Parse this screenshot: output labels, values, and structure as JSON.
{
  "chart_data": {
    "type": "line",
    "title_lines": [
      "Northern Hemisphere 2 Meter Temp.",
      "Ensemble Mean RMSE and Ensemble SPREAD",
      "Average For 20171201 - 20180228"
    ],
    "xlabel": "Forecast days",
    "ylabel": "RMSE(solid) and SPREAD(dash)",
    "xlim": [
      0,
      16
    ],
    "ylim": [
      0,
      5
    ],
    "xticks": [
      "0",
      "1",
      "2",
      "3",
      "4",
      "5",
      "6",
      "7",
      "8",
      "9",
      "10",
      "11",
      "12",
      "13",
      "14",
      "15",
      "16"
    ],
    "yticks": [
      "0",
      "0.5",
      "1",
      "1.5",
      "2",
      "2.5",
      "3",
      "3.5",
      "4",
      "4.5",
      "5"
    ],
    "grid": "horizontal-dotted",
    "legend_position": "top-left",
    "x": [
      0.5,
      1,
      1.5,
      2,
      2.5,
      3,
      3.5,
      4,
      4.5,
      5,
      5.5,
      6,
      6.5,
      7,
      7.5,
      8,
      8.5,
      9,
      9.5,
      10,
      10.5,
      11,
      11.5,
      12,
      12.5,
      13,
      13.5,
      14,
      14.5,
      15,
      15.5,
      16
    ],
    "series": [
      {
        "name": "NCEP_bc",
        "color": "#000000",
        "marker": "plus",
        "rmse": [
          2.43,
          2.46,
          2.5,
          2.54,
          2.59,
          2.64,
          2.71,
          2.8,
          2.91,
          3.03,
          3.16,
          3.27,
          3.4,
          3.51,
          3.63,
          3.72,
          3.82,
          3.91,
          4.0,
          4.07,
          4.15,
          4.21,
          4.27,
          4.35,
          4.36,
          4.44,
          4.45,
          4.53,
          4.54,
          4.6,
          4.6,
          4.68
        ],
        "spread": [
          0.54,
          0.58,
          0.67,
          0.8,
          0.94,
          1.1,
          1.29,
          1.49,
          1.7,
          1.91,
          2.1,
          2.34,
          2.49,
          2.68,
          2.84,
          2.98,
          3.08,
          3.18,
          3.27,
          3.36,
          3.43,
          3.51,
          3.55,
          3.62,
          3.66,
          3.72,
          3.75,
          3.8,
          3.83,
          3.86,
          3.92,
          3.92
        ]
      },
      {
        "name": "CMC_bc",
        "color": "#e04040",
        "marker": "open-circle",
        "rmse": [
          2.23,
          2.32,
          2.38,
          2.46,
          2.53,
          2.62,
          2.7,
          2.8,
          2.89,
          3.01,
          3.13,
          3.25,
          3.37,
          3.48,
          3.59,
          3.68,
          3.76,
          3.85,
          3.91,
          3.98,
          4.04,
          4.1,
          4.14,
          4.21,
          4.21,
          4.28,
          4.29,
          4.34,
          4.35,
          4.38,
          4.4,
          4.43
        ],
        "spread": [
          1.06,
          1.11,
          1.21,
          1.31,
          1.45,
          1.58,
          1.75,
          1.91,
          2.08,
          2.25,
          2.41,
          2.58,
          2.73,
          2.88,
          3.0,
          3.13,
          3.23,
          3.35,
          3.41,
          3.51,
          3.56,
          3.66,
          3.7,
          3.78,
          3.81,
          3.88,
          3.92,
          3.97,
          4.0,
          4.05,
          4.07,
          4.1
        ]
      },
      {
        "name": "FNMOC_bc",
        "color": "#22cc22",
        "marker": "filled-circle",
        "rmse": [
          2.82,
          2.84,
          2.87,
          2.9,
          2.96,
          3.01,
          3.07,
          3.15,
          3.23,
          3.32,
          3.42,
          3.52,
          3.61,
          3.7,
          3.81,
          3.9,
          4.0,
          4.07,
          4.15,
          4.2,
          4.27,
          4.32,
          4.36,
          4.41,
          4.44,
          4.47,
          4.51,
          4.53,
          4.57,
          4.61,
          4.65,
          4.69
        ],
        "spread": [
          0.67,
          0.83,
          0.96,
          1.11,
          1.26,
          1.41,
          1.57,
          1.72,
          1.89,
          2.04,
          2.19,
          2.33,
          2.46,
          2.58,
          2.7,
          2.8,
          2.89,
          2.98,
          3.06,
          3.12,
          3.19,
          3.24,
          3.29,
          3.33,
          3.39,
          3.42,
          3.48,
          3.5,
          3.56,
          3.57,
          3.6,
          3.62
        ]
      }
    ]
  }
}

= Required work =
Type out the entries again, word for word.

= The result =
Parse this screenshot: output labels, values, and structure as JSON.
{
  "chart_data": {
    "type": "line",
    "title_lines": [
      "Northern Hemisphere 2 Meter Temp.",
      "Ensemble Mean RMSE and Ensemble SPREAD",
      "Average For 20171201 - 20180228"
    ],
    "xlabel": "Forecast days",
    "ylabel": "RMSE(solid) and SPREAD(dash)",
    "xlim": [
      0,
      16
    ],
    "ylim": [
      0,
      5
    ],
    "xticks": [
      "0",
      "1",
      "2",
      "3",
      "4",
      "5",
      "6",
      "7",
      "8",
      "9",
      "10",
      "11",
      "12",
      "13",
      "14",
      "15",
      "16"
    ],
    "yticks": [
      "0",
      "0.5",
      "1",
      "1.5",
      "2",
      "2.5",
      "3",
      "3.5",
      "4",
      "4.5",
      "5"
    ],
    "grid": "horizontal-dotted",
    "legend_position": "top-left",
    "x": [
      0.5,
      1,
      1.5,
      2,
      2.5,
      3,
      3.5,
      4,
      4.5,
      5,
      5.5,
      6,
      6.5,
      7,
      7.5,
      8,
      8.5,
      9,
      9.5,
      10,
      10.5,
      11,
      11.5,
      12,
      12.5,
      13,
      13.5,
      14,
      14.5,
      15,
      15.5,
      16
    ],
    "series": [
      {
        "name": "NCEP_bc",
        "color": "#000000",
        "marker": "plus",
        "rmse": [
          2.43,
          2.46,
          2.5,
          2.54,
          2.59,
          2.64,
          2.71,
          2.8,
          2.91,
          3.03,
          3.16,
          3.27,
          3.4,
          3.51,
          3.63,
          3.72,
          3.82,
          3.91,
          4.0,
          4.07,
          4.15,
          4.21,
          4.27,
          4.35,
          4.36,
          4.44,
          4.45,
          4.53,
          4.54,
          4.6,
          4.6,
          4.68
        ],
        "spread": [
          0.54,
          0.58,
          0.67,
          0.8,
          0.94,
          1.1,
          1.29,
          1.49,
          1.7,
          1.91,
          2.1,
          2.34,
          2.49,
          2.68,
          2.84,
          2.98,
          3.08,
          3.18,
          3.27,
          3.36,
          3.43,
          3.51,
          3.55,
          3.62,
          3.66,
          3.72,
          3.75,
          3.8,
          3.83,
          3.86,
          3.92,
          3.92
        ]
      },
      {
        "name": "CMC_bc",
        "color": "#e04040",
        "marker": "open-circle",
        "rmse": [
          2.23,
          2.32,
          2.38,
          2.46,
          2.53,
          2.62,
          2.7,
          2.8,
          2.89,
          3.01,
          3.13,
          3.25,
          3.37,
          3.48,
          3.59,
          3.68,
          3.76,
          3.85,
          3.91,
          3.98,
          4.04,
          4.1,
          4.14,
          4.21,
          4.21,
          4.28,
          4.29,
          4.34,
          4.35,
          4.38,
          4.4,
          4.43
        ],
        "spread": [
          1.06,
          1.11,
          1.21,
          1.31,
          1.45,
          1.58,
          1.75,
          1.91,
          2.08,
          2.25,
          2.41,
          2.58,
          2.73,
          2.88,
          3.0,
          3.13,
          3.23,
          3.35,
          3.41,
          3.51,
          3.56,
          3.66,
          3.7,
          3.78,
          3.81,
          3.88,
          3.92,
          3.97,
          4.0,
          4.05,
          4.07,
          4.1
        ]
      },
      {
        "name": "FNMOC_bc",
        "color": "#22cc22",
        "marker": "filled-circle",
        "rmse": [
          2.82,
          2.84,
          2.87,
          2.9,
          2.96,
          3.01,
          3.07,
          3.15,
          3.23,
          3.32,
          3.42,
          3.52,
          3.61,
          3.7,
          3.81,
          3.9,
          4.0,
          4.07,
          4.15,
          4.2,
          4.27,
          4.32,
          4.36,
          4.41,
          4.44,
          4.47,
          4.51,
          4.53,
          4.57,
          4.61,
          4.65,
          4.69
        ],
        "spread": [
          0.67,
          0.83,
          0.96,
          1.11,
          1.26,
          1.41,
          1.57,
          1.72,
          1.89,
          2.04,
          2.19,
          2.33,
          2.46,
          2.58,
          2.7,
          2.8,
          2.89,
          2.98,
          3.06,
          3.12,
          3.19,
          3.24,
          3.29,
          3.33,
          3.39,
          3.42,
          3.48,
          3.5,
          3.56,
          3.57,
          3.6,
          3.62
        ]
      }
    ]
  }
}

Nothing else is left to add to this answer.